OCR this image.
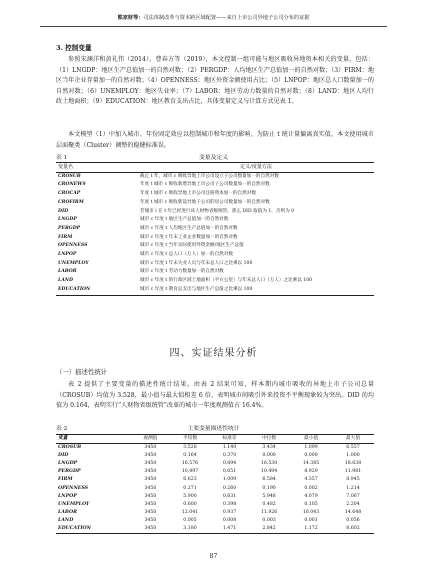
熊家财等：司法体制改革与资本跨区域配置——来自上市公司异地子公司分布的证据
3. 控制变量
参照宋渊洋和黄礼伟（2014）、曹春方等（2019），本文控制一组可能与地区吸收异地资本相关的变量，包括：（1）LNGDP：地区生产总值加一的自然对数；（2）PERGDP：人均地区生产总值加一的自然对数；（3）FIRM：地区当年企业存量加一的自然对数；（4）OPENNESS：地区外资金额使用占比；（5）LNPOP：地区总人口数量加一的自然对数；（6）UNEMPLOY：地区失业率；（7）LABOR：地区劳动力数量的自然对数；（8）LAND：地区人均行政土地面积；（9）EDUCATION：地区教育支出占比，具体变量定义与计算方式见表 1。
本文模型（1）中加入城市、年份固定效应以控制城市和年度的影响。为防止 t 统计量偏离真实值，本文使用城市层面聚类（Cluster）调整的稳健标准误。
表 1	变量及定义
变量名	定义/度量方法
CROSUB	截止 t 年，城市 c 吸收异地上市公司设立子公司数量加一的自然对数
CRONEWS	年度 t 城市 c 吸收新增异地上市公司子公司数量加一的自然对数
CROCAP	年度 t 城市 c 吸收异地上市公司注册资本加一的自然对数
CROFIRM	年度 t 城市 c 吸收新设异地子公司的母公司数量加一的自然对数
DID	若城市 i 在 t 年已经进行该人财物省级统管，那么 DID 取值为 1，否则为 0
LNGDP	城市 c 年度 t 地区生产总值加一的自然对数
PERGDP	城市 c 年度 t 人均地区生产总值加一的自然对数
FIRM	城市 c 年度 t 年末工业企业数量加一的自然对数
OPENNESS	城市 c 年度 t 当年实际使用外资金额/地区生产总值
LNPOP	城市 c 年度 t 总人口（万人）加一的自然对数
UNEMPLOY	城市 c 年度 t 年末失业人员与年末总人口之比乘以 100
LABOR	城市 c 年度 t 劳动力数量加一的自然对数
LAND	城市 c 年度 t 的行政区域土地面积（平方公里）与年末总人口（万人）之比乘以 100
EDUCATION	城市 c 年度 t 教育总支出与地区生产总值之比乘以 100
四、实证结果分析
（一）描述性统计
表 2 提供了主要变量的描述性统计结果。由表 2 结果可知，样本期内城市吸收的异地上市子公司总量（CROSUB）均值为 3.528，最小值与最大值相差 6 倍，表明城市间吸引外来投资不平衡现象较为突出。DID 的均值为 0.164，表明实行“人财物省级统管”改革的城市一年度观测值占 16.4%。
表 2	主要变量描述性统计
变量	观测值	平均数	标准差	中位数	最小值	最大值
CROSUB	3450	3.528	1.140	3.434	1.099	6.557
DID	3450	0.164	0.370	0.000	0.000	1.000
LNGDP	3450	16.576	0.894	16.530	14.385	18.638
PERGDP	3450	10.497	0.651	10.494	8.929	11.981
FIRM	3450	6.623	1.009	6.584	4.357	8.945
OPENNESS	3450	0.271	0.260	0.190	0.002	1.214
LNPOP	3450	5.900	0.631	5.948	4.079	7.067
UNEMPLOY	3450	0.600	0.398	0.482	0.105	2.204
LABOR	3450	12.041	0.937	11.926	10.043	14.648
LAND	3450	0.005	0.008	0.003	0.001	0.056
EDUCATION	3450	3.180	1.471	2.842	1.172	8.602
87
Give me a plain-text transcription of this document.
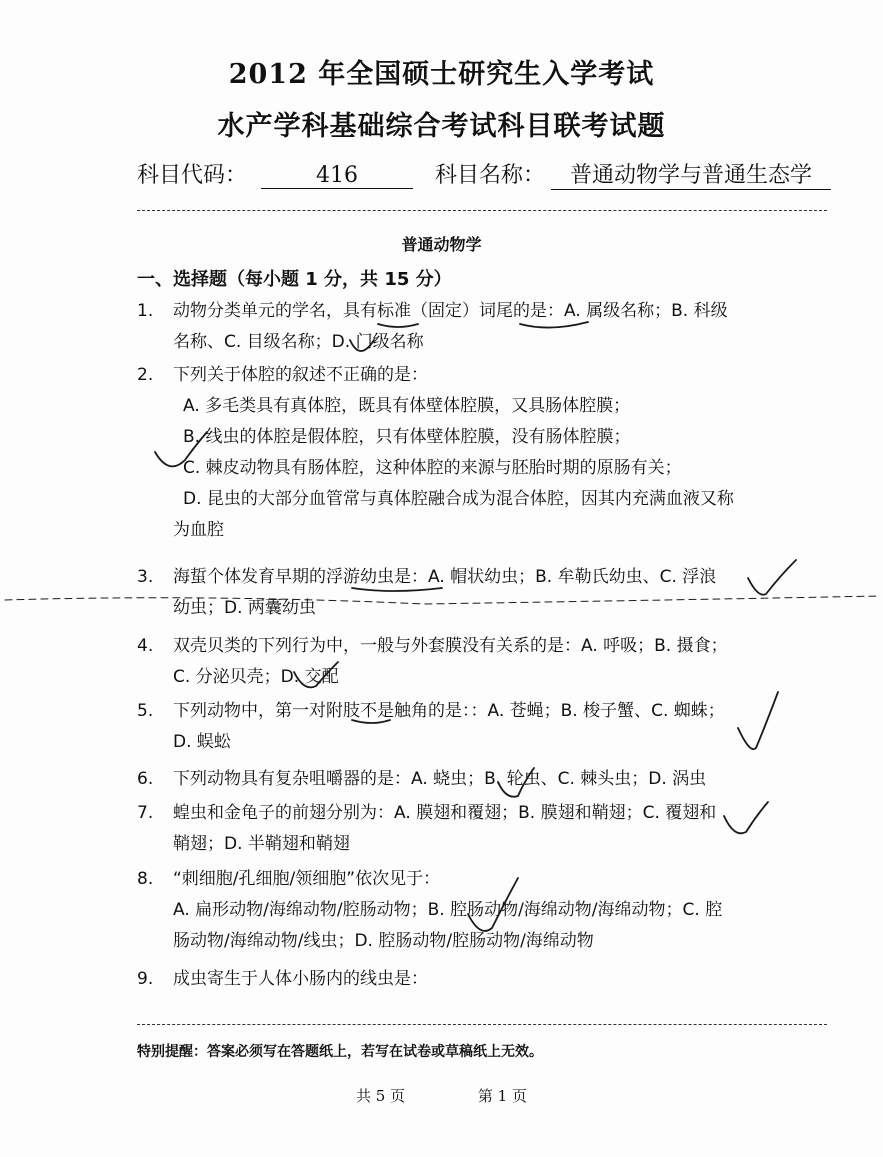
2012 年全国硕士研究生入学考试
水产学科基础综合考试科目联考试题
科目代码：	416	科目名称： 普通动物学与普通生态学
普通动物学
一、选择题（每小题 1 分，共 15 分）
1. 动物分类单元的学名，具有标准（固定）词尾的是：A. 属级名称；B. 科级
名称、C. 目级名称；D. 门级名称
2. 下列关于体腔的叙述不正确的是：
A. 多毛类具有真体腔，既具有体壁体腔膜，又具肠体腔膜；
B. 线虫的体腔是假体腔，只有体壁体腔膜，没有肠体腔膜；
C. 棘皮动物具有肠体腔，这种体腔的来源与胚胎时期的原肠有关；
D. 昆虫的大部分血管常与真体腔融合成为混合体腔，因其内充满血液又称
为血腔
3. 海蜇个体发育早期的浮游幼虫是：A. 帽状幼虫；B. 牟勒氏幼虫、C. 浮浪
幼虫；D. 两囊幼虫
4. 双壳贝类的下列行为中，一般与外套膜没有关系的是：A. 呼吸；B. 摄食；
C. 分泌贝壳；D. 交配
5. 下列动物中，第一对附肢不是触角的是：：A. 苍蝇；B. 梭子蟹、C. 蜘蛛；
D. 蜈蚣
6. 下列动物具有复杂咀嚼器的是：A. 蛲虫；B. 轮虫、C. 棘头虫；D. 涡虫
7. 蝗虫和金龟子的前翅分别为：A. 膜翅和覆翅；B. 膜翅和鞘翅；C. 覆翅和
鞘翅；D. 半鞘翅和鞘翅
8. “刺细胞/孔细胞/领细胞”依次见于：
A. 扁形动物/海绵动物/腔肠动物；B. 腔肠动物/海绵动物/海绵动物；C. 腔
肠动物/海绵动物/线虫；D. 腔肠动物/腔肠动物/海绵动物
9. 成虫寄生于人体小肠内的线虫是：
特别提醒：答案必须写在答题纸上，若写在试卷或草稿纸上无效。
共 5 页	第 1 页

__________________________________________________

• **To be done**
Where a line holds "EDUCATION", copy that line.

• **Problem solution**
参照宋渊洋和黄礼伟（2014）、曹春方等（2019），本文控制一组可能与地区吸收异地资本相关的变量，包括：（1）LNGDP：地区生产总值加一的自然对数；（2）PERGDP：人均地区生产总值加一的自然对数；（3）FIRM：地区当年企业存量加一的自然对数；（4）OPENNESS：地区外资金额使用占比；（5）LNPOP：地区总人口数量加一的自然对数；（6）UNEMPLOY：地区失业率；（7）LABOR：地区劳动力数量的自然对数；（8）LAND：地区人均行政土地面积；（9）EDUCATION：地区教育支出占比，具体变量定义与计算方式见表 1。
EDUCATION	城市 c 年度 t 教育总支出与地区生产总值之比乘以 100
EDUCATION	3450	3.180	1.471	2.842	1.172	8.602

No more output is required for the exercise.